* **Instruction 1**
List every means of soaring through space that the passage on robotic surrogate bodies names for a surrogate designed for relaxation.
* **Instruction 2**
From the records, extract every line starting at the line that contains "text-line: 在立管之下。与此同时要将弯头部分包裹起来,这样做能够大大降低 <box>143" and ending at the line that contains "text-line: 灭的损害。因此在设计住宅的时候,就要充分考虑其居住的合理性, <box>143", both included, reproducing each one without alteration.

* **Document extract**
____________
Now imagine a vast network of these stations spread out over the solar system and even the galaxy. From our point of view, hopping from star to star would be almost effortless, traveling at the speed of light in journeys that are instantaneous. At each station, there is a robotic surrogate waiting for us to enter its body, just like an empty hotel room waiting for us to check in. We arrive at our destination refreshed and equipped with a superhuman body.
The type of surrogate robotic body that awaits us at the end of this journey would depend on the mission. If the job is to explore a new world, then the surrogate body would have to work in harsh conditions. It would have to adjust to a different gravitational field, a poisonous atmosphere, freezing-cold or blistering-hot temperatures, different day-night cycles, and a constant rain of deadly radiation. To survive under these harsh conditions, the surrogate body would have to have super strength and super senses.
If the surrogate body is purely for relaxation, then it would be designed for leisurely activities. It would maximize the pleasure of soaring through space on skis, surfboards, kites, gliders, or planes, or of sending a ball through space propelled by the swing of a bat, club, or racket.
Or if the job is to mingle with and study the local natives, then the surrogate would approximate the bodily characteristics of the indigenous population (as in the movie Avatar).
Admittedly, in order to create this network of laser stations in the first place, it might be necessary first to travel to the planets and stars in the old-fashioned way, in more conventional rocket ships. Then one could build the first set of these laser stations. (Perhaps the fastest, cheapest, and most efficient way of creating this interstellar network would be to send self-replicating robotic probes throughout the galaxy. Because they can make copies of themselves, starting with one such probe, after many generations there would be billions of such probes streaming out in all directions, each one creating a laser station wherever it lands. We will discuss this further in the next chapter.)
____________
(Stored items from a collection)

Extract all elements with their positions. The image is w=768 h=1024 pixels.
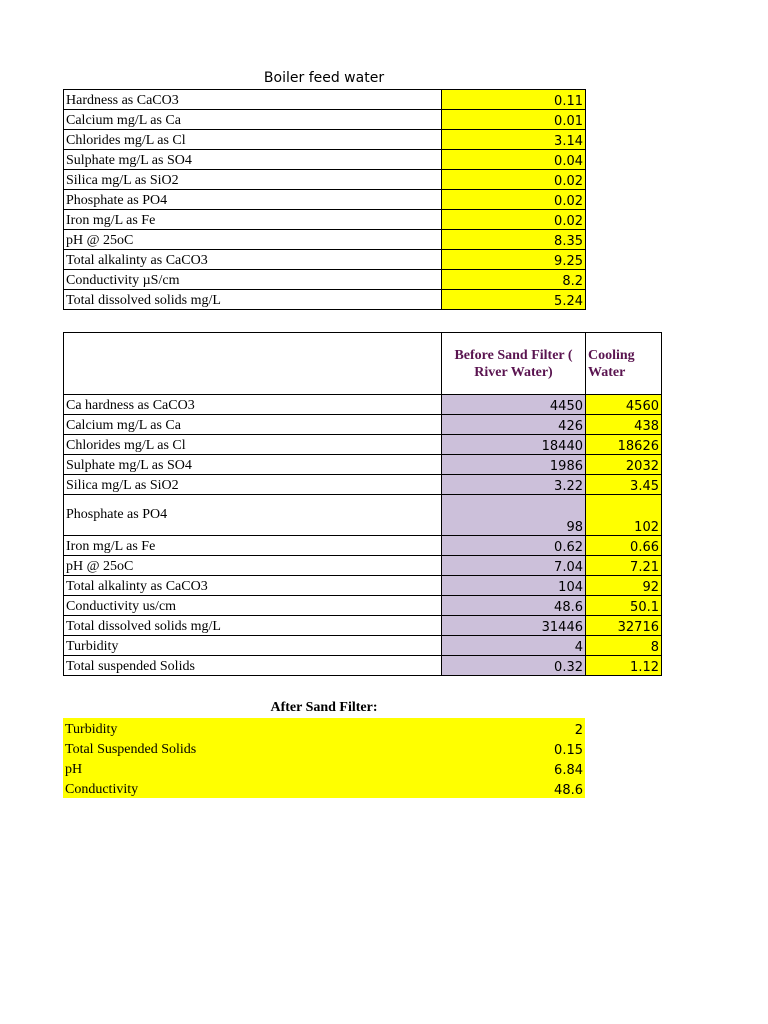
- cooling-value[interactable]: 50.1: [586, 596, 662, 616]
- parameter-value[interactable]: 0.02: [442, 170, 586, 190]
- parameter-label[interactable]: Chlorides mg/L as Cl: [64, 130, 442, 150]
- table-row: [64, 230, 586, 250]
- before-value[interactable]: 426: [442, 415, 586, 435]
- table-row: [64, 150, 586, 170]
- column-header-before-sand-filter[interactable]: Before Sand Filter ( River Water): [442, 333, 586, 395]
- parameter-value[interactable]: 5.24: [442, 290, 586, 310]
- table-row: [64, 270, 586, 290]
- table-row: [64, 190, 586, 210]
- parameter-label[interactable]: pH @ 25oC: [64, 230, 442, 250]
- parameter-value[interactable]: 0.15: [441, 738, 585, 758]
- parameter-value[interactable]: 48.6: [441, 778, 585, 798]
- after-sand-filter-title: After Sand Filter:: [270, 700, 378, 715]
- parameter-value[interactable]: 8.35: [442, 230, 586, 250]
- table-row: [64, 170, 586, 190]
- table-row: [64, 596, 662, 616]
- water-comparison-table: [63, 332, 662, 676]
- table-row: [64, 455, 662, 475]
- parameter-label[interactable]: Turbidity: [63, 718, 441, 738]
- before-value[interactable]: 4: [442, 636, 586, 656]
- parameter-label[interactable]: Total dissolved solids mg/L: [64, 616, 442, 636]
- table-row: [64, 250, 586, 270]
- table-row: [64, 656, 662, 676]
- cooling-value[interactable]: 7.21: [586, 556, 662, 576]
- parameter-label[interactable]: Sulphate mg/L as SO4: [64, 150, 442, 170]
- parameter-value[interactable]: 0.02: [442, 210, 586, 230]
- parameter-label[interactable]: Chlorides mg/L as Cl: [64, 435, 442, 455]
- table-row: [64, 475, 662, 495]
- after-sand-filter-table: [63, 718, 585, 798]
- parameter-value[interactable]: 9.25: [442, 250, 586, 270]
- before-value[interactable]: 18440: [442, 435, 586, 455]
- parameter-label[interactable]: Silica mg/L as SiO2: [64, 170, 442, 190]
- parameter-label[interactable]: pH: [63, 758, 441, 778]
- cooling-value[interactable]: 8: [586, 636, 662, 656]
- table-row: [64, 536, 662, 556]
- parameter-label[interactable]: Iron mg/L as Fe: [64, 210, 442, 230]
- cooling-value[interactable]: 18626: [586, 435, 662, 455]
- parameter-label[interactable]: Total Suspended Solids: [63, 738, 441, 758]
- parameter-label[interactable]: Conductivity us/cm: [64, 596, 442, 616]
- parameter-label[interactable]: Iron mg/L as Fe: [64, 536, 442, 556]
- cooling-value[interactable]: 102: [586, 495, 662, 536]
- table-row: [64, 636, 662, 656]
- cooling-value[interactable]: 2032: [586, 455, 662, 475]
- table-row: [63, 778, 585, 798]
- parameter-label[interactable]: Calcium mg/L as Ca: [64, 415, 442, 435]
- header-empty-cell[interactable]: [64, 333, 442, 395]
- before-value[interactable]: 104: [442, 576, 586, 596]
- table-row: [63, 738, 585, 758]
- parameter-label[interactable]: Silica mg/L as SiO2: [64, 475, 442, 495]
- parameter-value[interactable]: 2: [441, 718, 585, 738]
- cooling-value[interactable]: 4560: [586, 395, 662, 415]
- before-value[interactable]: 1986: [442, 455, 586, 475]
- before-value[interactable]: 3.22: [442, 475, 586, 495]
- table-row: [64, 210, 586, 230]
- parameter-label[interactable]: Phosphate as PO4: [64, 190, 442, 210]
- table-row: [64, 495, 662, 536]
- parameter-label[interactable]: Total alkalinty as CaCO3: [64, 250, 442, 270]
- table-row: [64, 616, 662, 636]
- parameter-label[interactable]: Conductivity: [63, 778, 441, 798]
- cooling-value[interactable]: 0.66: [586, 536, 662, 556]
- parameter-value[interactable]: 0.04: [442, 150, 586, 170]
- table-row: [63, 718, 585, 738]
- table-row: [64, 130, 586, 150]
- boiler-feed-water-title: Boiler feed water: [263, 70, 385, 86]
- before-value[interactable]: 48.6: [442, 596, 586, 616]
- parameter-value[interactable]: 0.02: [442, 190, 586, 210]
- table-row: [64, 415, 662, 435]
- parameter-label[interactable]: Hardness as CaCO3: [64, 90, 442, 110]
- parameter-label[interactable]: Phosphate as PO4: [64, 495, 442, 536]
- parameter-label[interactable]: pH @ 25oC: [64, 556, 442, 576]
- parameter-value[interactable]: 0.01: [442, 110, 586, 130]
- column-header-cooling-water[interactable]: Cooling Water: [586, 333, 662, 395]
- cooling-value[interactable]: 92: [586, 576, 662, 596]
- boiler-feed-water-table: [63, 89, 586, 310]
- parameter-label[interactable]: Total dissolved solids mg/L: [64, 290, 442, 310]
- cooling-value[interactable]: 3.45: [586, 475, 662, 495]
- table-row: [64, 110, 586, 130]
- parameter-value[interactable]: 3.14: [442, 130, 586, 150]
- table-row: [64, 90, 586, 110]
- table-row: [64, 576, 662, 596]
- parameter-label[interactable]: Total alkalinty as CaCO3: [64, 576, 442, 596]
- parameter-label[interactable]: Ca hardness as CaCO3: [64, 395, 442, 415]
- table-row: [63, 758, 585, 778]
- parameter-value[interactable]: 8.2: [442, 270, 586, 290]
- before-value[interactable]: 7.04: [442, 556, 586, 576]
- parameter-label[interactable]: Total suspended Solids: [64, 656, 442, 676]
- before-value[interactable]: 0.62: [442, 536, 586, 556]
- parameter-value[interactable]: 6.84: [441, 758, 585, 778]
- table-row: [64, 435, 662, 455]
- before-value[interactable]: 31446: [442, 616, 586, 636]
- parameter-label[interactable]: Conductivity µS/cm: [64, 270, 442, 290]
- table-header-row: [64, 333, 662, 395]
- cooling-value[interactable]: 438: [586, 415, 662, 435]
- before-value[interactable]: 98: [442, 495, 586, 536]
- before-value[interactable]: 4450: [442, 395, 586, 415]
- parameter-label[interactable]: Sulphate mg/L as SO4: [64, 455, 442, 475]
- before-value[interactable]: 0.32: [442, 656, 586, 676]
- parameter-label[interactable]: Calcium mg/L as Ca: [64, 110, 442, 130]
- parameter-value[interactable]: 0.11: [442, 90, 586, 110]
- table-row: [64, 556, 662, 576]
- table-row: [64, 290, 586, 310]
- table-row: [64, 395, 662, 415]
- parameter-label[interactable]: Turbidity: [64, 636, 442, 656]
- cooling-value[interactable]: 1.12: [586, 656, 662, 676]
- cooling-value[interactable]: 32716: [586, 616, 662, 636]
____________
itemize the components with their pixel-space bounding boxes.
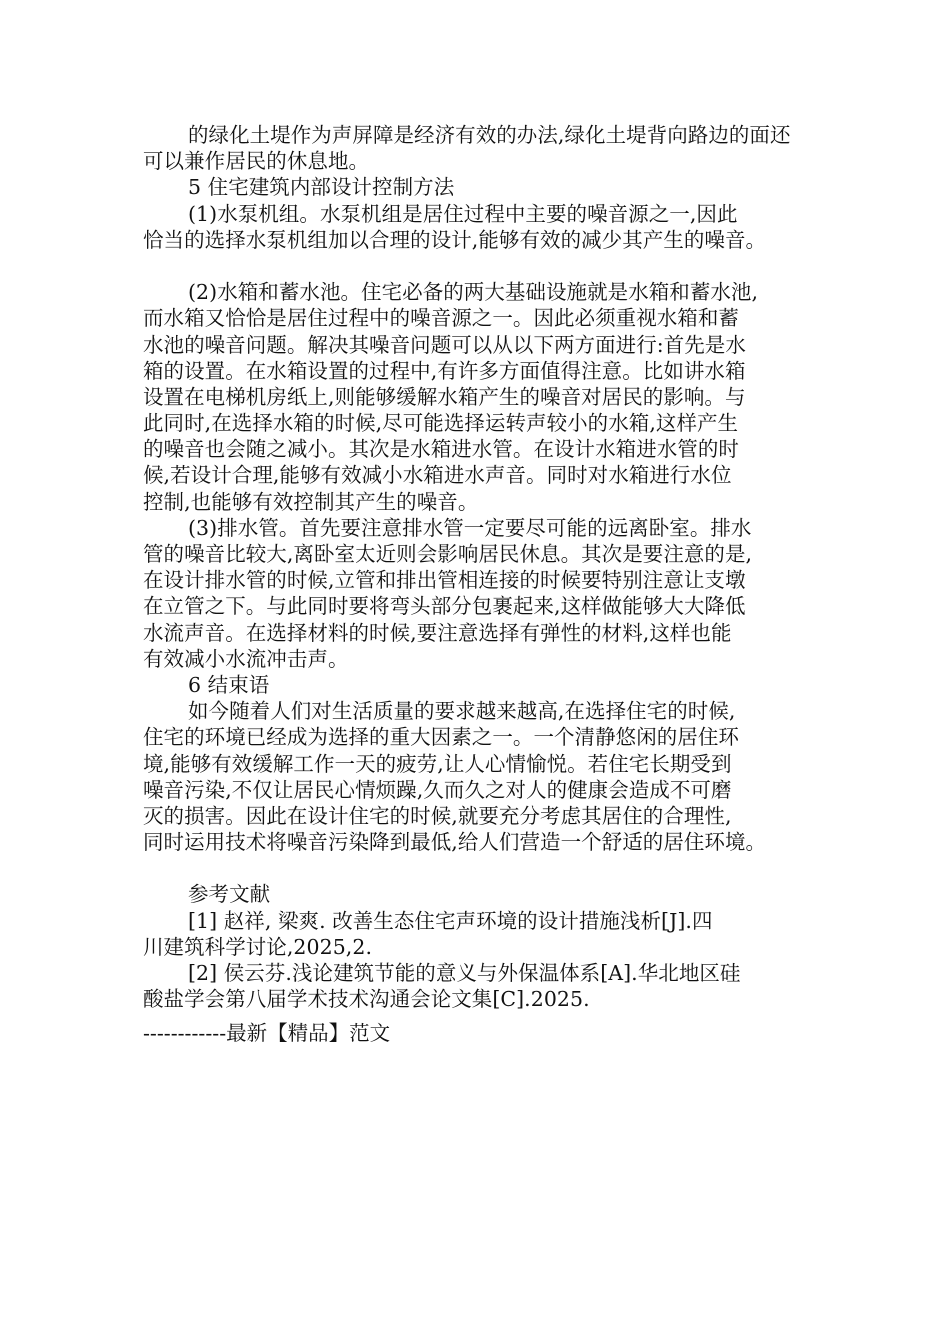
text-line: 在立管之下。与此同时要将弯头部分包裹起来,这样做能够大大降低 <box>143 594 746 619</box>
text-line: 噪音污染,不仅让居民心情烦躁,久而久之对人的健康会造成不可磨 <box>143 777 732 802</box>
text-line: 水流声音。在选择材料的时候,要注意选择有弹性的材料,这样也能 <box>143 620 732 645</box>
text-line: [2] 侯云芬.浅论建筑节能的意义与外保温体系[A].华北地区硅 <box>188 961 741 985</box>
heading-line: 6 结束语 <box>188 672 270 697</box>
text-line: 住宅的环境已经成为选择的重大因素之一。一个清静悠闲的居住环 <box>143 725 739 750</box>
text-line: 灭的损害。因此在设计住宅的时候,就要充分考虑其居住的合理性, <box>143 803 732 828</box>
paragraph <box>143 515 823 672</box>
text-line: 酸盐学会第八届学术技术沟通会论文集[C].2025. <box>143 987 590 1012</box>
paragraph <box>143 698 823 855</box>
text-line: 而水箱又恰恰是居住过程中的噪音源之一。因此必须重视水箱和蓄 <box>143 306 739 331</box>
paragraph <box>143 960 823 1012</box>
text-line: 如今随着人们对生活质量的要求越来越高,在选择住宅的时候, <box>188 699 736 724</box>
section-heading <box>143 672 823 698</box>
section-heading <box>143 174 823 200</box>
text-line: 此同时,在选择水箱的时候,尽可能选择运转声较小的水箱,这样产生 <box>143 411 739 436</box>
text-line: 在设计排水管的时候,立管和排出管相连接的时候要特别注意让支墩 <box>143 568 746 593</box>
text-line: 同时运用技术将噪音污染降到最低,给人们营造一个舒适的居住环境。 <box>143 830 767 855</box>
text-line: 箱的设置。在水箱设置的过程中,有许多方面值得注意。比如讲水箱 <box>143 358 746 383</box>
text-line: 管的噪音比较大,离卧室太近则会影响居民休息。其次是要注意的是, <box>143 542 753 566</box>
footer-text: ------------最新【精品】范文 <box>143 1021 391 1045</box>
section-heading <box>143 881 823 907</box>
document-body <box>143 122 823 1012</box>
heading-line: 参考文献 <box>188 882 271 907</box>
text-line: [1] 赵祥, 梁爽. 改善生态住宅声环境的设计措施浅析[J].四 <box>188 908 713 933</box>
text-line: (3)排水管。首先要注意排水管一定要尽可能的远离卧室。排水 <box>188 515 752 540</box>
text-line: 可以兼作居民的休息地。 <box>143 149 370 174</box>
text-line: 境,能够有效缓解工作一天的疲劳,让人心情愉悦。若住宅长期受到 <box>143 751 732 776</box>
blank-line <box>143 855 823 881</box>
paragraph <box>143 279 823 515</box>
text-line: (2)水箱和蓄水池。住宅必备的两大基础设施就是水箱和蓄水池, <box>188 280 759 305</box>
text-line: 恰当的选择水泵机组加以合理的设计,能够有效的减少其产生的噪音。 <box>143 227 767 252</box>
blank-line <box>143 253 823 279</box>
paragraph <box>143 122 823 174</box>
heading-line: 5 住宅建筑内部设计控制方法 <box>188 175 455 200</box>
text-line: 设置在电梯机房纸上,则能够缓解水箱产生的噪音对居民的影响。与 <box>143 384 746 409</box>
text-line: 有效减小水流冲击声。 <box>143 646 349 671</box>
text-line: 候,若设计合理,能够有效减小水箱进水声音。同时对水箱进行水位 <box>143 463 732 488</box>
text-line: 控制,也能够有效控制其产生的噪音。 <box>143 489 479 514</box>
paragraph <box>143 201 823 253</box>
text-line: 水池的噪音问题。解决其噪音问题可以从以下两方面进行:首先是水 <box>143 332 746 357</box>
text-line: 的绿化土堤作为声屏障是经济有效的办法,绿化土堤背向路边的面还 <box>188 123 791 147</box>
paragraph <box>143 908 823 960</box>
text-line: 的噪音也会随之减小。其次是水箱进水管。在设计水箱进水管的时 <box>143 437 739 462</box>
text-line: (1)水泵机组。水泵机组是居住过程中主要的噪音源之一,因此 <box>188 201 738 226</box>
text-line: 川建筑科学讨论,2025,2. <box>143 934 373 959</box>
____________
* **Answer 1**
skis, surfboards, kites, gliders, planes

* **Answer 2**
text-line: 在立管之下。与此同时要将弯头部分包裹起来,这样做能够大大降低 <box>143 594 746 619</box>
text-line: 噪音污染,不仅让居民心情烦躁,久而久之对人的健康会造成不可磨 <box>143 777 732 802</box>
text-line: 水流声音。在选择材料的时候,要注意选择有弹性的材料,这样也能 <box>143 620 732 645</box>
text-line: [2] 侯云芬.浅论建筑节能的意义与外保温体系[A].华北地区硅 <box>188 961 741 985</box>
heading-line: 6 结束语 <box>188 672 270 697</box>
text-line: 住宅的环境已经成为选择的重大因素之一。一个清静悠闲的居住环 <box>143 725 739 750</box>
text-line: 灭的损害。因此在设计住宅的时候,就要充分考虑其居住的合理性, <box>143 803 732 828</box>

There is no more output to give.